- **LIST OF TASKS**:
1: In the Pirate Bay predictions passage, which organization will be forced by court order to seize the site's .org domain?
2: From the Pirate Bay predictions passage, write out the part that opens with the words containing "As always, The" and closes with "as various threats.".

Following the latest trends is one of the main tasks at the TorrentFreak newsroom and this job continues in the New Year.
While we can’t predict the future, we are in a good position to take some wild guesses as to what 2017 has in store.
As always, The Pirate Bay is on top of the list. The site is once again the most-used torrent site on the Internet which brings along responsibilities as well as various threats.
The Pirate Bay Gets Asylum, in The Caribbean
The Pirate Bay has had its fair share of problems over the years. While the past months have been relatively quiet, our crystal ball says that it’s going to change soon.
After nearly 14 years The Pirate Bay will lose its beloved .org domain name. A few months from now copyright holders will launch a court case and obtain a subpoena against the U.S-based Public Interest Registry (PIR). PIR previously resisted a voluntary suspension but will be forced to seize the domain by court order.

- **DATA LINES**:
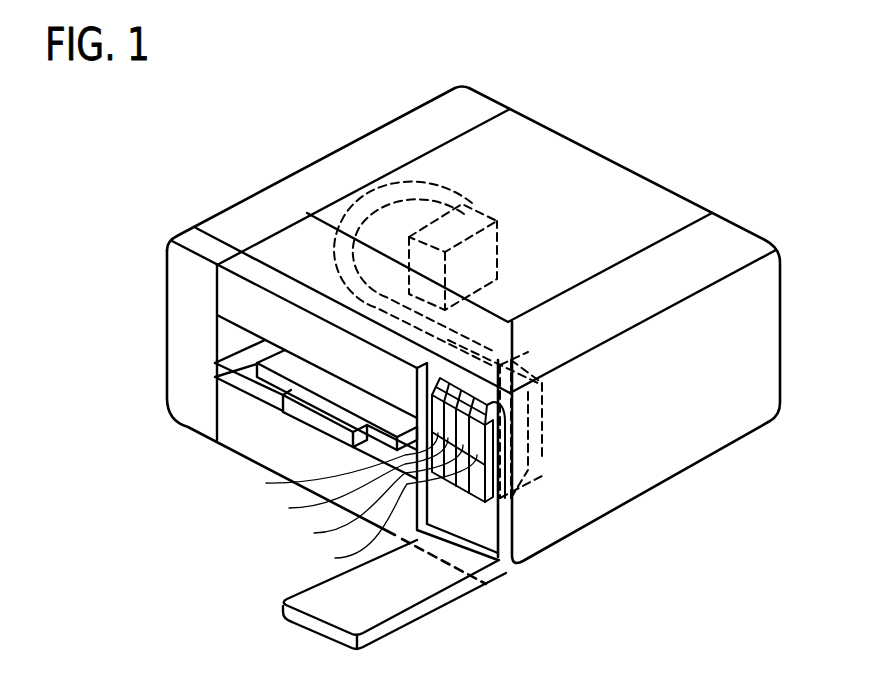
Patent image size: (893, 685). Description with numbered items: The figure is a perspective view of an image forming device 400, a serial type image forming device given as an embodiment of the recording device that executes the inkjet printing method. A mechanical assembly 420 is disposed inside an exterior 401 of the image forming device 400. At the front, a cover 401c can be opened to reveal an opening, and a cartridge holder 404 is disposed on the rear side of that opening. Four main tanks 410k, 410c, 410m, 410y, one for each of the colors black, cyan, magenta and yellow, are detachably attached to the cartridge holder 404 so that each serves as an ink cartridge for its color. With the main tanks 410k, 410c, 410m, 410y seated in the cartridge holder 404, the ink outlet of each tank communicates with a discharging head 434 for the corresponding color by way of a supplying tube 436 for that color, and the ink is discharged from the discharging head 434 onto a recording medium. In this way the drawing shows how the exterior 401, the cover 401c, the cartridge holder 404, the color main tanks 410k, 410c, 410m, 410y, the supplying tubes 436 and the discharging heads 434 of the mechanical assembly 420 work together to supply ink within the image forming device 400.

- **REPLIES**:
1: The U.S.-based Public Interest Registry (PIR).

2:
As always, The Pirate Bay is on top of the list. The site is once again the most-used torrent site on the Internet which brings along responsibilities as well as various threats.